EXERCISE AIM.
List each line of the data in which the string "данного" appears.

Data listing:
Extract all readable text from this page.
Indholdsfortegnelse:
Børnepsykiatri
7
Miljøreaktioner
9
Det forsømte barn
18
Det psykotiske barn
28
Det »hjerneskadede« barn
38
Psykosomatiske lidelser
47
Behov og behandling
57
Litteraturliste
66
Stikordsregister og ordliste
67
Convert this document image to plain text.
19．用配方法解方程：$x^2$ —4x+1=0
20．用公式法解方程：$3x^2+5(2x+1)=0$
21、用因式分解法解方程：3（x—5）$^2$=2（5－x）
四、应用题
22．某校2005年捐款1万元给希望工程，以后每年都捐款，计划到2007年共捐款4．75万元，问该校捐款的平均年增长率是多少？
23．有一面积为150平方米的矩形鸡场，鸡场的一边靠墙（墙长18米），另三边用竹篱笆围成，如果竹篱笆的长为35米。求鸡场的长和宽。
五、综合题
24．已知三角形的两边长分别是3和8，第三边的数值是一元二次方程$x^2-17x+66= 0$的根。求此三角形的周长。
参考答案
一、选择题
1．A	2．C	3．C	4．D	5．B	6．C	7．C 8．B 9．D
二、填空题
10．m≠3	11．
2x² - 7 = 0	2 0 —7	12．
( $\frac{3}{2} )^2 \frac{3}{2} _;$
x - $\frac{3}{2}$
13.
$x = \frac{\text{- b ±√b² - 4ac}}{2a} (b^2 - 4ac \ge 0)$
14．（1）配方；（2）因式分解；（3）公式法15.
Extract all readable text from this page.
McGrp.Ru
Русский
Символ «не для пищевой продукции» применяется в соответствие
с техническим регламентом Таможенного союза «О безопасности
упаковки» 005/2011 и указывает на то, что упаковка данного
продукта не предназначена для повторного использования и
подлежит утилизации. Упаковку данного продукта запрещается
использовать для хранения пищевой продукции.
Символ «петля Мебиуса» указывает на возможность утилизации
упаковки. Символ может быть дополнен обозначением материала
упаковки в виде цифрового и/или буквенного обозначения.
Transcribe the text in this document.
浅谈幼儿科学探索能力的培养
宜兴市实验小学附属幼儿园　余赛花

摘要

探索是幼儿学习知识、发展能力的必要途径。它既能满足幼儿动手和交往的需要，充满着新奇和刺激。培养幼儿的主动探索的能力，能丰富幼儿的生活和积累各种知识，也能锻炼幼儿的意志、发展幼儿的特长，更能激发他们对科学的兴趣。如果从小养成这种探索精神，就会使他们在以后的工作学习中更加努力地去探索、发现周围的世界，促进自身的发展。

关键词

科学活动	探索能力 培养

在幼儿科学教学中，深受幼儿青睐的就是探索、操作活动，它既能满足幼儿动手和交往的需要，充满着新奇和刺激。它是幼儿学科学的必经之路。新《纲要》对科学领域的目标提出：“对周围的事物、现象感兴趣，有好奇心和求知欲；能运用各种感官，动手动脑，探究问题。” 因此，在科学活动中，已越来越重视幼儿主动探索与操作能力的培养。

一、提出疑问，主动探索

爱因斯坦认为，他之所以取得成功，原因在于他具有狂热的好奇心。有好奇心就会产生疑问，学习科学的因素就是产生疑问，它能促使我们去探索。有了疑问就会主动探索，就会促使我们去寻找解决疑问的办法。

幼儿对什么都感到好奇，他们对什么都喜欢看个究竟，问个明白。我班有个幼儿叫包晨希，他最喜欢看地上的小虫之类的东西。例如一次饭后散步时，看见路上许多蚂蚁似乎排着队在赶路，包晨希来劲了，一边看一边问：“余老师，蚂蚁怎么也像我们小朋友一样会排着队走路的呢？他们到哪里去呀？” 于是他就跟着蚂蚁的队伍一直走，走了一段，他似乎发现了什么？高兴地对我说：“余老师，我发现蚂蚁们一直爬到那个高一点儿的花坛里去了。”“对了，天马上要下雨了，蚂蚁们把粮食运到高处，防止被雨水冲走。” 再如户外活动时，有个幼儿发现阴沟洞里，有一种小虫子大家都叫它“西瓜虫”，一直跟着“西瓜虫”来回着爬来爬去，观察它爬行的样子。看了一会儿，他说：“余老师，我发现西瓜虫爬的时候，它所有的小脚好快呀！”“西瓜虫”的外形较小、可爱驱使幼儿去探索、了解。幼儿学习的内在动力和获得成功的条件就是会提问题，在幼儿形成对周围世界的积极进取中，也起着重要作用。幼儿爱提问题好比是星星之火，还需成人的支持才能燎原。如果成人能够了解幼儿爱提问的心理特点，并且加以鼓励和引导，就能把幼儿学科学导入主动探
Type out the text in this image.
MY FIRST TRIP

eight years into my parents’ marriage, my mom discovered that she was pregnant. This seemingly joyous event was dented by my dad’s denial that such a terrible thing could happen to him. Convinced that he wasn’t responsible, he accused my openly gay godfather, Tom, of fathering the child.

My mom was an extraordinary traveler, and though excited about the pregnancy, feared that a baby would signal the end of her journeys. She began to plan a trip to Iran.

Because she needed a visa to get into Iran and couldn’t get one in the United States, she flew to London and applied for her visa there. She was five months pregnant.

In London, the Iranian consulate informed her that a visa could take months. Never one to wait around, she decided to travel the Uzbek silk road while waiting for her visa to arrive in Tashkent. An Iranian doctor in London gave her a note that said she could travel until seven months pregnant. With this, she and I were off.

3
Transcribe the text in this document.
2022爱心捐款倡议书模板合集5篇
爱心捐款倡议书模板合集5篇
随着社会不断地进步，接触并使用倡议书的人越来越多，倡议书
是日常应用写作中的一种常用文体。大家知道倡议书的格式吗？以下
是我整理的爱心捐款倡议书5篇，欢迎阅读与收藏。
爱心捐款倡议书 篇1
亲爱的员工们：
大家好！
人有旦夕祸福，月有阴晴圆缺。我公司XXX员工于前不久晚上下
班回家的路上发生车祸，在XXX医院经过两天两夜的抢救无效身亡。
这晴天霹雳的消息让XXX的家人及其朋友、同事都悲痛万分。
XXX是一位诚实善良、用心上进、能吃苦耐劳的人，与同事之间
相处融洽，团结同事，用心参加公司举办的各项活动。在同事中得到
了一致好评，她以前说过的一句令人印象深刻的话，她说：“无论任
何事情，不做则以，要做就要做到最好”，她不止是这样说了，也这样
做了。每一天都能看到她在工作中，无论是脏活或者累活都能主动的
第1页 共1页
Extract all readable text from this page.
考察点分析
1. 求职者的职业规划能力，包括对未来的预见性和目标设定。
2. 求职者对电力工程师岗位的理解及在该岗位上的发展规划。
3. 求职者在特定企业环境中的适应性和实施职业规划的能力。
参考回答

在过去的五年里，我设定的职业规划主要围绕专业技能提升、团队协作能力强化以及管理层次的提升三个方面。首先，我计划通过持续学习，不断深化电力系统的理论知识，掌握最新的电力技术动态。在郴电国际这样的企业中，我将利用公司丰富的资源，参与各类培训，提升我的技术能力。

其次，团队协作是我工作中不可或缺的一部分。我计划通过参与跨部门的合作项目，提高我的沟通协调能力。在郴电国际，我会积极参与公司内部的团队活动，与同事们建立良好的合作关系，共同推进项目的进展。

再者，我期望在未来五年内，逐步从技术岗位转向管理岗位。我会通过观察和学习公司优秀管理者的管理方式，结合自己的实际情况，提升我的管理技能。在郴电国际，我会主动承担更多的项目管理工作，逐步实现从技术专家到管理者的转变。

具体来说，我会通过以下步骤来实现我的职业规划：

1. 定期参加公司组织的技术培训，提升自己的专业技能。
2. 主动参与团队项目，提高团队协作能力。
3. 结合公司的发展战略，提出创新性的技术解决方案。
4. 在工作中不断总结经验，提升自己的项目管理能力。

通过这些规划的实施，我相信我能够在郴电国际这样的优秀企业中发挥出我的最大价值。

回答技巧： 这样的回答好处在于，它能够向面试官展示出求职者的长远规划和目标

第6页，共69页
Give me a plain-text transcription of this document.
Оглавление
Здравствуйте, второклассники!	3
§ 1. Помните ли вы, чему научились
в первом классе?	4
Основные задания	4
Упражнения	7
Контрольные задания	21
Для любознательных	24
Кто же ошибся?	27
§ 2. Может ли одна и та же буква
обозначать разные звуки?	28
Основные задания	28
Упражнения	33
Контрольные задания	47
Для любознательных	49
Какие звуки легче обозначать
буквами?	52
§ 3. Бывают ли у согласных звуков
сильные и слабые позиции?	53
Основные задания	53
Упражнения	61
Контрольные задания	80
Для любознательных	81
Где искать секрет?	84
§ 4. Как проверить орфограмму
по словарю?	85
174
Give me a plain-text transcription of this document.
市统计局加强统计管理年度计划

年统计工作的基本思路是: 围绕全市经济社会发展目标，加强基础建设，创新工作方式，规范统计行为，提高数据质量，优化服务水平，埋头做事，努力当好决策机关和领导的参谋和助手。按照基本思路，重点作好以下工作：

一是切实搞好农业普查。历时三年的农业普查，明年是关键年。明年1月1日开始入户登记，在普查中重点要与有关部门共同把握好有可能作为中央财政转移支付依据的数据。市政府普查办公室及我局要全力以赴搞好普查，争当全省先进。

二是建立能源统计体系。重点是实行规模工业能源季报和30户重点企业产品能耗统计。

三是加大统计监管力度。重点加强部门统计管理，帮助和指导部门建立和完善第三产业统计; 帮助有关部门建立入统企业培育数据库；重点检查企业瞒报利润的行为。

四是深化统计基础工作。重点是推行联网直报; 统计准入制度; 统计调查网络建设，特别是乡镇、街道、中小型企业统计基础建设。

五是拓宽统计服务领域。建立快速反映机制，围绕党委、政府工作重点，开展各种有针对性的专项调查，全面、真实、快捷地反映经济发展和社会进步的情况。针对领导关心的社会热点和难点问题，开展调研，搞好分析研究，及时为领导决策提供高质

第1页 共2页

RESPONSE.
упаковки» 005/2011 и указывает на то, что упаковка данного
подлежит утилизации. Упаковку данного продукта запрещается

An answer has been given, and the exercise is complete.